Your goal -> Filter the data for lines with the word "الفصل", then copy every line so identified.

☆ ☆ ☆ ☆

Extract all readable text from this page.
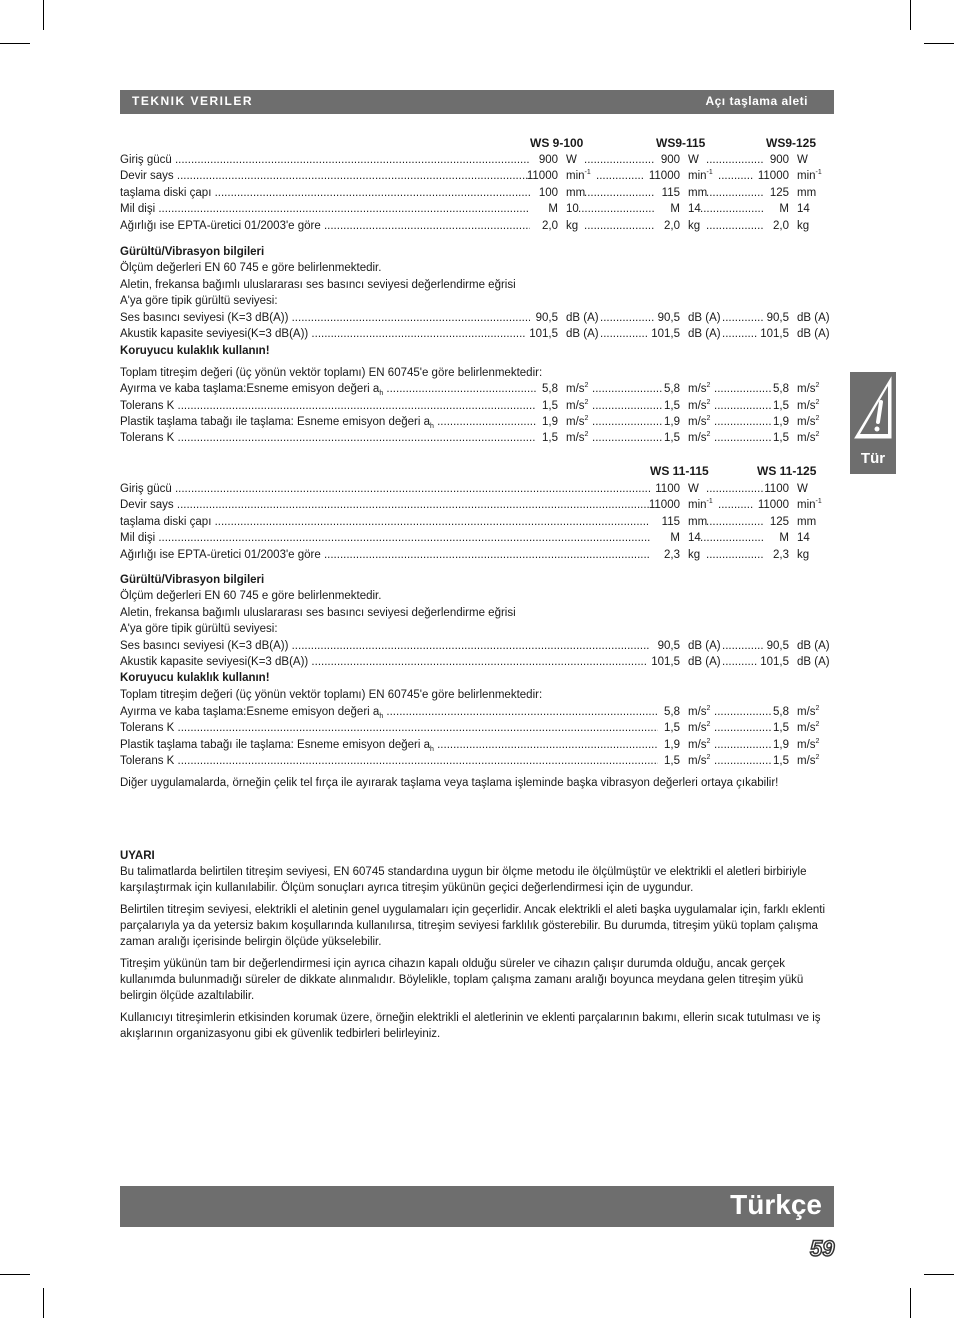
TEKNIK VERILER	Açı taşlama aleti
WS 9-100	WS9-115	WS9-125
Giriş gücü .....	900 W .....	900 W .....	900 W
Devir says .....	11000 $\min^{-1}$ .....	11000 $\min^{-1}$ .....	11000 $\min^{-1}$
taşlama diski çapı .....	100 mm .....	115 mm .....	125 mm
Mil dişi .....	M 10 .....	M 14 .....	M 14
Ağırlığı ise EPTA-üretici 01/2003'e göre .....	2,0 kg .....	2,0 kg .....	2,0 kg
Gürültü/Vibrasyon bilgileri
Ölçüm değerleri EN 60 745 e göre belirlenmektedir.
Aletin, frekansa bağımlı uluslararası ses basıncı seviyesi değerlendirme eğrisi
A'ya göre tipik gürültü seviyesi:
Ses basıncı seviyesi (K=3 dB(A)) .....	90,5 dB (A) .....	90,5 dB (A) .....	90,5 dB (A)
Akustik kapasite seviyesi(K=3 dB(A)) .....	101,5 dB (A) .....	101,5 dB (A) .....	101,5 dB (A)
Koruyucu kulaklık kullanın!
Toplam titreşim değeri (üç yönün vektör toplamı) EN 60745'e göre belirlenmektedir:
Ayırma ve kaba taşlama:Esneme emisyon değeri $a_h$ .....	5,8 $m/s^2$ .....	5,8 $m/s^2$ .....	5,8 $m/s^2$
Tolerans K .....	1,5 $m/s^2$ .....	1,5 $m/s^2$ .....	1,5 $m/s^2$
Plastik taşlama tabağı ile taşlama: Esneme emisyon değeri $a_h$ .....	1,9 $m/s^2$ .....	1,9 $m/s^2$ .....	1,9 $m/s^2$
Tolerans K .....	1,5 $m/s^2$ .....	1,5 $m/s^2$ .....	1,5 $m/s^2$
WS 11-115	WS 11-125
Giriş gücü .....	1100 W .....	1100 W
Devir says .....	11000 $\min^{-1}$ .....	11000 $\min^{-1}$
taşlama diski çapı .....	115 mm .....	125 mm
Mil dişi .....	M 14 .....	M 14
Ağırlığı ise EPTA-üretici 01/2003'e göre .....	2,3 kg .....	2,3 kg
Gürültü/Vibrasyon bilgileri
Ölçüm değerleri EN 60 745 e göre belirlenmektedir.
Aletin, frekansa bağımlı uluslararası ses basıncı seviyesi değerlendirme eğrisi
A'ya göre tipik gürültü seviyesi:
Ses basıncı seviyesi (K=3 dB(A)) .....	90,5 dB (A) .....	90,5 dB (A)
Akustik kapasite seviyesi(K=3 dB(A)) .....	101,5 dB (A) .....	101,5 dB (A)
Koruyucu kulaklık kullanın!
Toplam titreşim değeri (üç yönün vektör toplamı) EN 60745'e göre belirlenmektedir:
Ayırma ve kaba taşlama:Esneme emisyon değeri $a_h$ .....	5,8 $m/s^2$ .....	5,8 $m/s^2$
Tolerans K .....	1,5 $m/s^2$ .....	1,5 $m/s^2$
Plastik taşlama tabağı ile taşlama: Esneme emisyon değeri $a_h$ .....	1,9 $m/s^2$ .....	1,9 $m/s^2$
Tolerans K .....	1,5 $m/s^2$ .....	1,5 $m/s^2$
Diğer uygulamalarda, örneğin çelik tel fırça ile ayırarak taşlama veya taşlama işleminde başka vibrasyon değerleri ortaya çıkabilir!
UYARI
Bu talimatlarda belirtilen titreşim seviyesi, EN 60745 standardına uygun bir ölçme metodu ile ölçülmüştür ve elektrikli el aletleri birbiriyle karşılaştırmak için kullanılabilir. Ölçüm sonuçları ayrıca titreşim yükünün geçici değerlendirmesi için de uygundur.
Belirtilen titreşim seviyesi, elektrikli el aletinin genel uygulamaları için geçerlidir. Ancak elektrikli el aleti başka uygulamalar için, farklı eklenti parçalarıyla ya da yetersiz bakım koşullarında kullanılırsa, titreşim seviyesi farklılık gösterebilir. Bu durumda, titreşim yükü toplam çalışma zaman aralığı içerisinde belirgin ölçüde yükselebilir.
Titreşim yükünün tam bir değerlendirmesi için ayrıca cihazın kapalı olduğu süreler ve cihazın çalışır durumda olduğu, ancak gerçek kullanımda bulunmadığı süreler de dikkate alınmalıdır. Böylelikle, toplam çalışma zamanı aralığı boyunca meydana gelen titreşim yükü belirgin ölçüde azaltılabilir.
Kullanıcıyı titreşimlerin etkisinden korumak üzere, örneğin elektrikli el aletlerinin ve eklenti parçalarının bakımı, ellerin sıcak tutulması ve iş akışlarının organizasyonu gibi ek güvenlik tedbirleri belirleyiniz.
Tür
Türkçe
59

☆ ☆ ☆ ☆

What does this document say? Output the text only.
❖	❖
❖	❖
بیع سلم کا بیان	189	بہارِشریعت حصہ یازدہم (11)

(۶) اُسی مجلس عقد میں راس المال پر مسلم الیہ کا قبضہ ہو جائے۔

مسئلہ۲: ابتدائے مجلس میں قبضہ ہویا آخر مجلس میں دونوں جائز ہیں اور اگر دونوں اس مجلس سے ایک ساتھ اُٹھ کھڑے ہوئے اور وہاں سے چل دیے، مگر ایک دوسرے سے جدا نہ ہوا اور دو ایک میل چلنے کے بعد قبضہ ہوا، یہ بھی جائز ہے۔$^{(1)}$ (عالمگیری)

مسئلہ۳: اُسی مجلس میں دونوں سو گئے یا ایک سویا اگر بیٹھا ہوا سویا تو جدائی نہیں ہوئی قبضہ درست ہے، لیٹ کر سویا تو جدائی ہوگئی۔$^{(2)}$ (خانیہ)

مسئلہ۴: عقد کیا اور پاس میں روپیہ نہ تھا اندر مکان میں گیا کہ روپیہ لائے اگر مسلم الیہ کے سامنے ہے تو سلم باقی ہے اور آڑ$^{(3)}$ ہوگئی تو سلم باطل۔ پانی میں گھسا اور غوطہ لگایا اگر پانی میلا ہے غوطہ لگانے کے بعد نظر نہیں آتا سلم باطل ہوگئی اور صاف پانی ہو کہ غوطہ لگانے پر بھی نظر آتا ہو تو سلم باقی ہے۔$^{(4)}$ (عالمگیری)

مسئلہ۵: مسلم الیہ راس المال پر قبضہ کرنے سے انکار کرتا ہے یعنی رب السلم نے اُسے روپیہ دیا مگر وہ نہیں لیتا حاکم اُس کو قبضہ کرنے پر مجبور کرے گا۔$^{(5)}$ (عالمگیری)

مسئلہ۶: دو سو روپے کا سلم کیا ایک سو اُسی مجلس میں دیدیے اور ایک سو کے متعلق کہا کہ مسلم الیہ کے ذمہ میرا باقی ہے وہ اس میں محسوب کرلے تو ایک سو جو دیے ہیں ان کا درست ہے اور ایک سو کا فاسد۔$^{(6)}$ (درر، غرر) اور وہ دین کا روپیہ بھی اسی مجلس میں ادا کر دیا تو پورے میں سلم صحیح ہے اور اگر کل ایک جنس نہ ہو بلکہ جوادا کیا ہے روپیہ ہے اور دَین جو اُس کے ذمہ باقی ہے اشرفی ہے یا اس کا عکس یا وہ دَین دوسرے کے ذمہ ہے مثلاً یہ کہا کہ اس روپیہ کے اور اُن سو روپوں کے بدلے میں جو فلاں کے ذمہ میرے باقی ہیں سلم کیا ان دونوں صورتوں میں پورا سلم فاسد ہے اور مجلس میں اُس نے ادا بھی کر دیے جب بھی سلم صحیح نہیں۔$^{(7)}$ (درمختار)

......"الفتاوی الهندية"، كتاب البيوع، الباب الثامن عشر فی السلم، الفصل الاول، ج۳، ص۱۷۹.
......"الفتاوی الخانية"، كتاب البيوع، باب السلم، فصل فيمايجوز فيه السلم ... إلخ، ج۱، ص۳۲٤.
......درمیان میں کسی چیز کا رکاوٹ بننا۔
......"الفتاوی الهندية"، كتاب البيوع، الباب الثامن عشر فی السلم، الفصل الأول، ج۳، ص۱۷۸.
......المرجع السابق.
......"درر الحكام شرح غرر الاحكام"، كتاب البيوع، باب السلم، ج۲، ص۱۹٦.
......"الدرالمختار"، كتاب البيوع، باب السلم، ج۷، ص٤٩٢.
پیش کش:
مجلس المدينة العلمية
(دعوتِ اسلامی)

☆ ☆ ☆ ☆

Solution ->
......"الفتاوی الهندية"، كتاب البيوع، الباب الثامن عشر فی السلم، الفصل الاول، ج۳، ص۱۷۹.
......"الفتاوی الهندية"، كتاب البيوع، الباب الثامن عشر فی السلم، الفصل الأول، ج۳، ص۱۷۸.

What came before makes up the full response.